*JOB*:
Extract all data as written.

==== AVAILABLE RECORDS

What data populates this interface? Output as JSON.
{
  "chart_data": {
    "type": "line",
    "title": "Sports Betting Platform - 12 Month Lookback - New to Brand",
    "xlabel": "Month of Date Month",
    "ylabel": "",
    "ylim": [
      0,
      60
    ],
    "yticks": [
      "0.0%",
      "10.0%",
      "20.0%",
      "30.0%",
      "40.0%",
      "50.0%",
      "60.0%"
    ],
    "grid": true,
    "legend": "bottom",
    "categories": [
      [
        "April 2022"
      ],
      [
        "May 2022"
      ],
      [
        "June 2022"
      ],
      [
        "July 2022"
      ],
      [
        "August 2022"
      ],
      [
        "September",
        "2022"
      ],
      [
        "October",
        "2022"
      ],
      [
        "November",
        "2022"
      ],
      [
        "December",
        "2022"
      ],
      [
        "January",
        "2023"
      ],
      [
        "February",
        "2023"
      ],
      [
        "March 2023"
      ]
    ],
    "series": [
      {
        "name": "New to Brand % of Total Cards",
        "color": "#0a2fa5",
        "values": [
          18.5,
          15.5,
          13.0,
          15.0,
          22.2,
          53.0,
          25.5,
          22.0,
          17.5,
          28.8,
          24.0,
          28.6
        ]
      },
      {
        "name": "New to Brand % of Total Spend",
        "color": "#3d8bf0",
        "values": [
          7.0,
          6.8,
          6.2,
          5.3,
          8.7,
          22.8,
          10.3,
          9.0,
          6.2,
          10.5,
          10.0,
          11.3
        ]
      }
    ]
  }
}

========

*TASK ANSWER*:
What data populates this interface? Output as JSON.
{
  "chart_data": {
    "type": "line",
    "title": "Sports Betting Platform - 12 Month Lookback - New to Brand",
    "xlabel": "Month of Date Month",
    "ylabel": "",
    "ylim": [
      0,
      60
    ],
    "yticks": [
      "0.0%",
      "10.0%",
      "20.0%",
      "30.0%",
      "40.0%",
      "50.0%",
      "60.0%"
    ],
    "grid": true,
    "legend": "bottom",
    "categories": [
      [
        "April 2022"
      ],
      [
        "May 2022"
      ],
      [
        "June 2022"
      ],
      [
        "July 2022"
      ],
      [
        "August 2022"
      ],
      [
        "September",
        "2022"
      ],
      [
        "October",
        "2022"
      ],
      [
        "November",
        "2022"
      ],
      [
        "December",
        "2022"
      ],
      [
        "January",
        "2023"
      ],
      [
        "February",
        "2023"
      ],
      [
        "March 2023"
      ]
    ],
    "series": [
      {
        "name": "New to Brand % of Total Cards",
        "color": "#0a2fa5",
        "values": [
          18.5,
          15.5,
          13.0,
          15.0,
          22.2,
          53.0,
          25.5,
          22.0,
          17.5,
          28.8,
          24.0,
          28.6
        ]
      },
      {
        "name": "New to Brand % of Total Spend",
        "color": "#3d8bf0",
        "values": [
          7.0,
          6.8,
          6.2,
          5.3,
          8.7,
          22.8,
          10.3,
          9.0,
          6.2,
          10.5,
          10.0,
          11.3
        ]
      }
    ]
  }
}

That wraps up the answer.